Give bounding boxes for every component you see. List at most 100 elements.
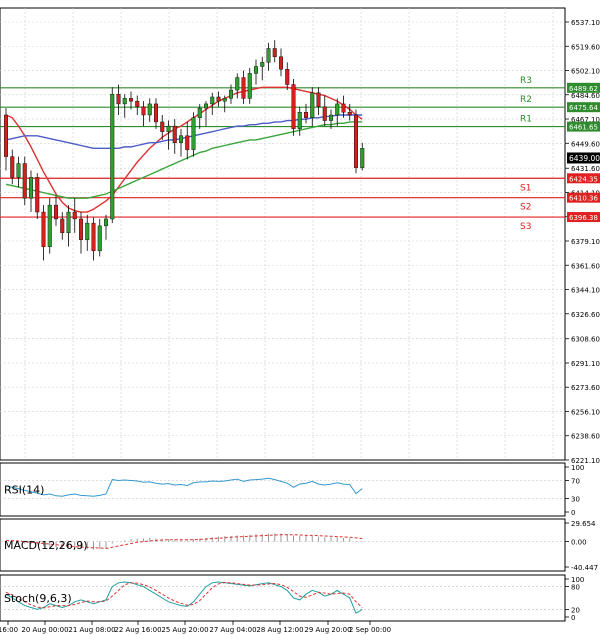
price-tick-label: 6449.60 — [571, 140, 600, 148]
candle-body — [128, 98, 133, 102]
level-price-label: 6424.35 — [569, 175, 598, 183]
candle-body — [203, 103, 208, 109]
price-panel[interactable]: R3 R2 R1 S1 S2 S3 6537.10 6519.60 6502.10 6484.6… — [0, 7, 600, 465]
candle-body — [103, 218, 108, 227]
time-tick-label: 2 Sep 00:00 — [349, 626, 391, 634]
candle-body — [116, 94, 121, 105]
time-tick-label: 20 Aug 00:00 — [21, 626, 68, 634]
indicator-name: Stoch(9,6,3) — [4, 592, 72, 605]
candle-body — [341, 103, 346, 113]
candle-body — [191, 117, 196, 150]
level-price-label: 6475.64 — [569, 104, 598, 112]
candle-body — [135, 100, 140, 107]
candle-body — [166, 125, 171, 132]
indicator-tick-label: 100 — [571, 464, 584, 472]
time-tick-label: 16:00 — [0, 626, 18, 634]
level-price-label: 6489.62 — [569, 85, 598, 93]
level-name: S3 — [520, 222, 531, 232]
candle-body — [354, 114, 359, 168]
level-name: R3 — [520, 76, 532, 86]
candle-body — [241, 77, 246, 99]
candle-body — [16, 163, 21, 178]
current-price-marker: 6439.00 — [567, 152, 600, 164]
current-price-label: 6439.00 — [569, 154, 600, 163]
level-price-label: 6396.38 — [569, 214, 598, 222]
candle-body — [285, 69, 290, 85]
price-tick-label: 6326.60 — [571, 311, 600, 319]
indicator-tick-label: -40.447 — [571, 564, 598, 572]
candle-body — [335, 103, 340, 116]
price-tick-label: 6519.60 — [571, 43, 600, 51]
price-tick-label: 6502.10 — [571, 68, 600, 76]
indicator-tick-label: 29.654 — [571, 520, 596, 528]
macd-panel[interactable]: 29.654 0.00 -40.447 MACD(12,26,9) — [0, 518, 598, 572]
candle-body — [141, 106, 146, 116]
candle-body — [72, 211, 77, 220]
candle-body — [91, 222, 96, 252]
price-tick-label: 6256.10 — [571, 408, 600, 416]
candle-body — [153, 103, 158, 123]
candle-body — [85, 222, 90, 240]
price-tick-label: 6291.10 — [571, 360, 600, 368]
candle-body — [160, 121, 165, 132]
level-name: R1 — [520, 115, 532, 125]
time-tick-label: 29 Aug 20:00 — [304, 626, 351, 634]
candle-body — [222, 98, 227, 102]
candle-body — [228, 89, 233, 99]
candle-body — [322, 106, 327, 121]
candle-body — [122, 98, 127, 105]
candle-body — [216, 96, 221, 102]
indicator-name: MACD(12,26,9) — [4, 539, 88, 552]
price-tick-label: 6273.60 — [571, 384, 600, 392]
indicator-tick-label: 0 — [571, 509, 575, 517]
candle-body — [210, 96, 215, 105]
candle-body — [360, 148, 365, 168]
stoch-panel[interactable]: 10080200Stoch(9,6,3) — [0, 574, 584, 622]
candle-body — [247, 73, 252, 99]
level-price-label: 6410.36 — [569, 195, 598, 203]
price-tick-label: 6238.60 — [571, 433, 600, 441]
candle-body — [178, 135, 183, 143]
candle-body — [279, 56, 284, 70]
trading-chart[interactable]: R3 R2 R1 S1 S2 S3 6537.10 6519.60 6502.10 6484.6… — [0, 0, 600, 635]
time-tick-label: 22 Aug 16:00 — [114, 626, 161, 634]
candle-body — [310, 92, 315, 118]
candle-body — [10, 156, 15, 178]
candle-body — [197, 107, 202, 118]
level-name: R2 — [520, 95, 532, 105]
candle-body — [347, 112, 352, 116]
indicator-tick-label: 0 — [571, 614, 575, 622]
level-price-label: 6461.65 — [569, 124, 598, 132]
time-tick-label: 21 Aug 08:00 — [68, 626, 115, 634]
candle-body — [54, 204, 59, 220]
candle-body — [147, 103, 152, 116]
indicator-name: RSI(14) — [4, 484, 44, 497]
candle-body — [266, 48, 271, 63]
candle-body — [41, 211, 46, 247]
candle-body — [29, 177, 34, 199]
price-tick-label: 6308.60 — [571, 336, 600, 344]
candle-body — [60, 218, 65, 234]
candle-body — [97, 225, 102, 252]
candle-body — [291, 84, 296, 130]
level-name: S1 — [520, 183, 531, 193]
candle-body — [78, 218, 83, 240]
candle-body — [297, 112, 302, 130]
indicator-tick-label: 30 — [571, 496, 580, 504]
time-tick-label: 25 Aug 20:00 — [161, 626, 208, 634]
candle-body — [47, 204, 52, 247]
candle-body — [272, 48, 277, 57]
candle-body — [316, 92, 321, 107]
candle-body — [260, 62, 265, 67]
rsi-panel[interactable]: 100 70 30 0 RSI(14) — [0, 462, 584, 517]
indicator-tick-label: 80 — [571, 584, 580, 592]
price-tick-label: 6379.10 — [571, 238, 600, 246]
indicator-tick-label: 0.00 — [571, 539, 587, 547]
level-name: S2 — [520, 203, 531, 213]
candle-body — [185, 135, 190, 150]
price-tick-label: 6484.60 — [571, 92, 600, 100]
price-tick-label: 6361.60 — [571, 262, 600, 270]
time-tick-label: 27 Aug 04:00 — [209, 626, 256, 634]
time-tick-label: 28 Aug 12:00 — [256, 626, 303, 634]
indicator-tick-label: 70 — [571, 478, 580, 486]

| What you have to do |
Tally the lines of the records that contain the string "MACD", and give only that number.

| Complete output |
2